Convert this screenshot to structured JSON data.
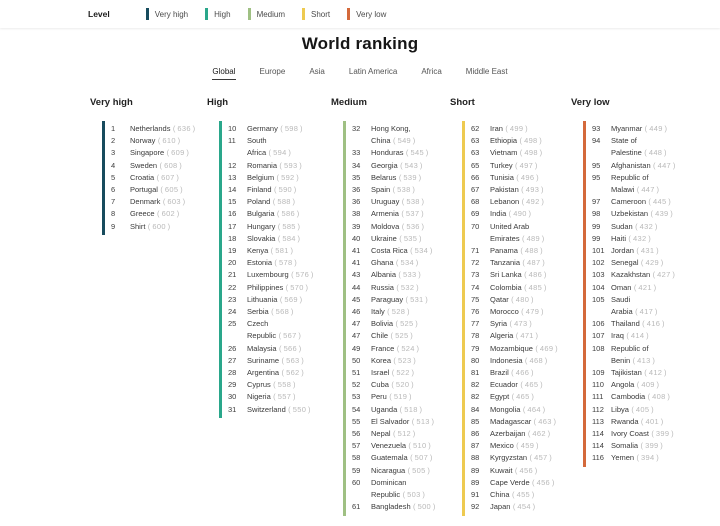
{
  "title": "World ranking",
  "legend": {
    "label": "Level",
    "items": [
      {
        "label": "Very high",
        "color": "#174b5d"
      },
      {
        "label": "High",
        "color": "#2aa78b"
      },
      {
        "label": "Medium",
        "color": "#9fc083"
      },
      {
        "label": "Short",
        "color": "#eeca50"
      },
      {
        "label": "Very low",
        "color": "#d4693b"
      }
    ]
  },
  "tabs": [
    {
      "label": "Global",
      "active": true
    },
    {
      "label": "Europe",
      "active": false
    },
    {
      "label": "Asia",
      "active": false
    },
    {
      "label": "Latin America",
      "active": false
    },
    {
      "label": "Africa",
      "active": false
    },
    {
      "label": "Middle East",
      "active": false
    }
  ],
  "columns": [
    {
      "header": "Very high",
      "color": "#174b5d",
      "rows": [
        {
          "rank": "1",
          "country": "Netherlands",
          "score": "636"
        },
        {
          "rank": "2",
          "country": "Norway",
          "score": "610"
        },
        {
          "rank": "3",
          "country": "Singapore",
          "score": "609"
        },
        {
          "rank": "4",
          "country": "Sweden",
          "score": "608"
        },
        {
          "rank": "5",
          "country": "Croatia",
          "score": "607"
        },
        {
          "rank": "6",
          "country": "Portugal",
          "score": "605"
        },
        {
          "rank": "7",
          "country": "Denmark",
          "score": "603"
        },
        {
          "rank": "8",
          "country": "Greece",
          "score": "602"
        },
        {
          "rank": "9",
          "country": "Shirt",
          "score": "600"
        }
      ]
    },
    {
      "header": "High",
      "color": "#2aa78b",
      "rows": [
        {
          "rank": "10",
          "country": "Germany",
          "score": "598"
        },
        {
          "rank": "11",
          "country": "South Africa",
          "score": "594"
        },
        {
          "rank": "12",
          "country": "Romania",
          "score": "593"
        },
        {
          "rank": "13",
          "country": "Belgium",
          "score": "592"
        },
        {
          "rank": "14",
          "country": "Finland",
          "score": "590"
        },
        {
          "rank": "15",
          "country": "Poland",
          "score": "588"
        },
        {
          "rank": "16",
          "country": "Bulgaria",
          "score": "586"
        },
        {
          "rank": "17",
          "country": "Hungary",
          "score": "585"
        },
        {
          "rank": "18",
          "country": "Slovakia",
          "score": "584"
        },
        {
          "rank": "19",
          "country": "Kenya",
          "score": "581"
        },
        {
          "rank": "20",
          "country": "Estonia",
          "score": "578"
        },
        {
          "rank": "21",
          "country": "Luxembourg",
          "score": "576"
        },
        {
          "rank": "22",
          "country": "Philippines",
          "score": "570"
        },
        {
          "rank": "23",
          "country": "Lithuania",
          "score": "569"
        },
        {
          "rank": "24",
          "country": "Serbia",
          "score": "568"
        },
        {
          "rank": "25",
          "country": "Czech Republic",
          "score": "567"
        },
        {
          "rank": "26",
          "country": "Malaysia",
          "score": "566"
        },
        {
          "rank": "27",
          "country": "Suriname",
          "score": "563"
        },
        {
          "rank": "28",
          "country": "Argentina",
          "score": "562"
        },
        {
          "rank": "29",
          "country": "Cyprus",
          "score": "558"
        },
        {
          "rank": "30",
          "country": "Nigeria",
          "score": "557"
        },
        {
          "rank": "31",
          "country": "Switzerland",
          "score": "550"
        }
      ]
    },
    {
      "header": "Medium",
      "color": "#9fc083",
      "rows": [
        {
          "rank": "32",
          "country": "Hong Kong, China",
          "score": "549"
        },
        {
          "rank": "33",
          "country": "Honduras",
          "score": "545"
        },
        {
          "rank": "34",
          "country": "Georgia",
          "score": "543"
        },
        {
          "rank": "35",
          "country": "Belarus",
          "score": "539"
        },
        {
          "rank": "36",
          "country": "Spain",
          "score": "538"
        },
        {
          "rank": "36",
          "country": "Uruguay",
          "score": "538"
        },
        {
          "rank": "38",
          "country": "Armenia",
          "score": "537"
        },
        {
          "rank": "39",
          "country": "Moldova",
          "score": "536"
        },
        {
          "rank": "40",
          "country": "Ukraine",
          "score": "535"
        },
        {
          "rank": "41",
          "country": "Costa Rica",
          "score": "534"
        },
        {
          "rank": "41",
          "country": "Ghana",
          "score": "534"
        },
        {
          "rank": "43",
          "country": "Albania",
          "score": "533"
        },
        {
          "rank": "44",
          "country": "Russia",
          "score": "532"
        },
        {
          "rank": "45",
          "country": "Paraguay",
          "score": "531"
        },
        {
          "rank": "46",
          "country": "Italy",
          "score": "528"
        },
        {
          "rank": "47",
          "country": "Bolivia",
          "score": "525"
        },
        {
          "rank": "47",
          "country": "Chile",
          "score": "525"
        },
        {
          "rank": "49",
          "country": "France",
          "score": "524"
        },
        {
          "rank": "50",
          "country": "Korea",
          "score": "523"
        },
        {
          "rank": "51",
          "country": "Israel",
          "score": "522"
        },
        {
          "rank": "52",
          "country": "Cuba",
          "score": "520"
        },
        {
          "rank": "53",
          "country": "Peru",
          "score": "519"
        },
        {
          "rank": "54",
          "country": "Uganda",
          "score": "518"
        },
        {
          "rank": "55",
          "country": "El Salvador",
          "score": "513"
        },
        {
          "rank": "56",
          "country": "Nepal",
          "score": "512"
        },
        {
          "rank": "57",
          "country": "Venezuela",
          "score": "510"
        },
        {
          "rank": "58",
          "country": "Guatemala",
          "score": "507"
        },
        {
          "rank": "59",
          "country": "Nicaragua",
          "score": "505"
        },
        {
          "rank": "60",
          "country": "Dominican Republic",
          "score": "503"
        },
        {
          "rank": "61",
          "country": "Bangladesh",
          "score": "500"
        }
      ]
    },
    {
      "header": "Short",
      "color": "#eeca50",
      "rows": [
        {
          "rank": "62",
          "country": "Iran",
          "score": "499"
        },
        {
          "rank": "63",
          "country": "Ethiopia",
          "score": "498"
        },
        {
          "rank": "63",
          "country": "Vietnam",
          "score": "498"
        },
        {
          "rank": "65",
          "country": "Turkey",
          "score": "497"
        },
        {
          "rank": "66",
          "country": "Tunisia",
          "score": "496"
        },
        {
          "rank": "67",
          "country": "Pakistan",
          "score": "493"
        },
        {
          "rank": "68",
          "country": "Lebanon",
          "score": "492"
        },
        {
          "rank": "69",
          "country": "India",
          "score": "490"
        },
        {
          "rank": "70",
          "country": "United Arab Emirates",
          "score": "489"
        },
        {
          "rank": "71",
          "country": "Panama",
          "score": "488"
        },
        {
          "rank": "72",
          "country": "Tanzania",
          "score": "487"
        },
        {
          "rank": "73",
          "country": "Sri Lanka",
          "score": "486"
        },
        {
          "rank": "74",
          "country": "Colombia",
          "score": "485"
        },
        {
          "rank": "75",
          "country": "Qatar",
          "score": "480"
        },
        {
          "rank": "76",
          "country": "Morocco",
          "score": "479"
        },
        {
          "rank": "77",
          "country": "Syria",
          "score": "473"
        },
        {
          "rank": "78",
          "country": "Algeria",
          "score": "471"
        },
        {
          "rank": "79",
          "country": "Mozambique",
          "score": "469"
        },
        {
          "rank": "80",
          "country": "Indonesia",
          "score": "468"
        },
        {
          "rank": "81",
          "country": "Brazil",
          "score": "466"
        },
        {
          "rank": "82",
          "country": "Ecuador",
          "score": "465"
        },
        {
          "rank": "82",
          "country": "Egypt",
          "score": "465"
        },
        {
          "rank": "84",
          "country": "Mongolia",
          "score": "464"
        },
        {
          "rank": "85",
          "country": "Madagascar",
          "score": "463"
        },
        {
          "rank": "86",
          "country": "Azerbaijan",
          "score": "462"
        },
        {
          "rank": "87",
          "country": "Mexico",
          "score": "459"
        },
        {
          "rank": "88",
          "country": "Kyrgyzstan",
          "score": "457"
        },
        {
          "rank": "89",
          "country": "Kuwait",
          "score": "456"
        },
        {
          "rank": "89",
          "country": "Cape Verde",
          "score": "456"
        },
        {
          "rank": "91",
          "country": "China",
          "score": "455"
        },
        {
          "rank": "92",
          "country": "Japan",
          "score": "454"
        }
      ]
    },
    {
      "header": "Very low",
      "color": "#d4693b",
      "rows": [
        {
          "rank": "93",
          "country": "Myanmar",
          "score": "449"
        },
        {
          "rank": "94",
          "country": "State of Palestine",
          "score": "448"
        },
        {
          "rank": "95",
          "country": "Afghanistan",
          "score": "447"
        },
        {
          "rank": "95",
          "country": "Republic of Malawi",
          "score": "447"
        },
        {
          "rank": "97",
          "country": "Cameroon",
          "score": "445"
        },
        {
          "rank": "98",
          "country": "Uzbekistan",
          "score": "439"
        },
        {
          "rank": "99",
          "country": "Sudan",
          "score": "432"
        },
        {
          "rank": "99",
          "country": "Haiti",
          "score": "432"
        },
        {
          "rank": "101",
          "country": "Jordan",
          "score": "431"
        },
        {
          "rank": "102",
          "country": "Senegal",
          "score": "429"
        },
        {
          "rank": "103",
          "country": "Kazakhstan",
          "score": "427"
        },
        {
          "rank": "104",
          "country": "Oman",
          "score": "421"
        },
        {
          "rank": "105",
          "country": "Saudi Arabia",
          "score": "417"
        },
        {
          "rank": "106",
          "country": "Thailand",
          "score": "416"
        },
        {
          "rank": "107",
          "country": "Iraq",
          "score": "414"
        },
        {
          "rank": "108",
          "country": "Republic of Benin",
          "score": "413"
        },
        {
          "rank": "109",
          "country": "Tajikistan",
          "score": "412"
        },
        {
          "rank": "110",
          "country": "Angola",
          "score": "409"
        },
        {
          "rank": "111",
          "country": "Cambodia",
          "score": "408"
        },
        {
          "rank": "112",
          "country": "Libya",
          "score": "405"
        },
        {
          "rank": "113",
          "country": "Rwanda",
          "score": "401"
        },
        {
          "rank": "114",
          "country": "Ivory Coast",
          "score": "399"
        },
        {
          "rank": "114",
          "country": "Somalia",
          "score": "399"
        },
        {
          "rank": "116",
          "country": "Yemen",
          "score": "394"
        }
      ]
    }
  ]
}
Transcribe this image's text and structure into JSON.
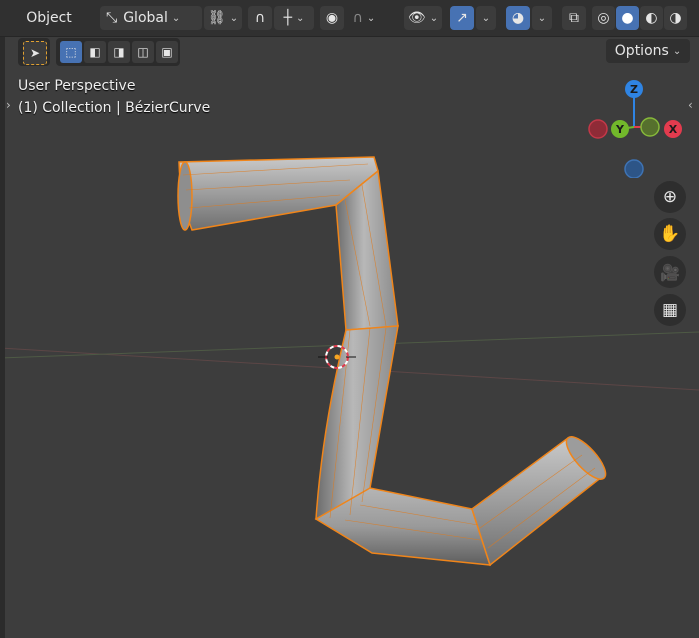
{
  "header": {
    "mode_label": "Object",
    "transform_orientation": "Global",
    "options_label": "Options"
  },
  "viewport": {
    "view_name": "User Perspective",
    "collection_info": "(1) Collection | BézierCurve"
  },
  "gizmo": {
    "x_label": "X",
    "y_label": "Y",
    "z_label": "Z"
  },
  "icons": {
    "transform": "transform-orientation-icon",
    "snap": "snap-magnet-icon",
    "proportional": "proportional-editing-icon",
    "visibility": "visibility-eye-icon",
    "gizmo": "gizmo-toggle-icon",
    "overlay": "overlay-toggle-icon",
    "xray": "xray-toggle-icon",
    "zoom": "zoom-icon",
    "pan": "hand-pan-icon",
    "camera": "camera-view-icon",
    "ortho": "perspective-grid-icon"
  },
  "colors": {
    "selection_outline": "#f0851a",
    "active_blue": "#4772b3",
    "axis_x": "#e33b4e",
    "axis_y": "#72b82b",
    "axis_z": "#2f84e3"
  }
}
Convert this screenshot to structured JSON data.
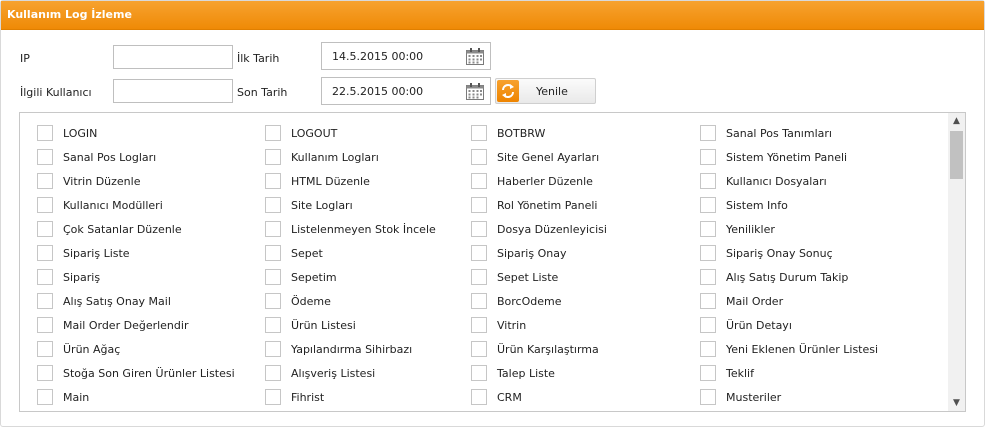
{
  "panel": {
    "title": "Kullanım Log İzleme"
  },
  "form": {
    "ip_label": "IP",
    "ip_value": "",
    "user_label": "İlgili Kullanıcı",
    "user_value": "",
    "start_label": "İlk Tarih",
    "start_value": "14.5.2015 00:00",
    "end_label": "Son Tarih",
    "end_value": "22.5.2015 00:00",
    "refresh_label": "Yenile",
    "calendar_icon": "calendar-icon",
    "refresh_icon": "refresh-icon"
  },
  "accent_color": "#f39212",
  "items": [
    "LOGIN",
    "LOGOUT",
    "BOTBRW",
    "Sanal Pos Tanımları",
    "Sanal Pos Logları",
    "Kullanım Logları",
    "Site Genel Ayarları",
    "Sistem Yönetim Paneli",
    "Vitrin Düzenle",
    "HTML Düzenle",
    "Haberler Düzenle",
    "Kullanıcı Dosyaları",
    "Kullanıcı Modülleri",
    "Site Logları",
    "Rol Yönetim Paneli",
    "Sistem Info",
    "Çok Satanlar Düzenle",
    "Listelenmeyen Stok İncele",
    "Dosya Düzenleyicisi",
    "Yenilikler",
    "Sipariş Liste",
    "Sepet",
    "Sipariş Onay",
    "Sipariş Onay Sonuç",
    "Sipariş",
    "Sepetim",
    "Sepet Liste",
    "Alış Satış Durum Takip",
    "Alış Satış Onay Mail",
    "Ödeme",
    "BorcOdeme",
    "Mail Order",
    "Mail Order Değerlendir",
    "Ürün Listesi",
    "Vitrin",
    "Ürün Detayı",
    "Ürün Ağaç",
    "Yapılandırma Sihirbazı",
    "Ürün Karşılaştırma",
    "Yeni Eklenen Ürünler Listesi",
    "Stoğa Son Giren Ürünler Listesi",
    "Alışveriş Listesi",
    "Talep Liste",
    "Teklif",
    "Main",
    "Fihrist",
    "CRM",
    "Musteriler"
  ]
}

☆ ☆ ☆ ☆ ☆

* _EXERCISE_:
Scan the listing above and copy all lines containing the word "Paneli".

* _THE RESPONSE_:
    "Sistem Yönetim Paneli",
    "Rol Yönetim Paneli",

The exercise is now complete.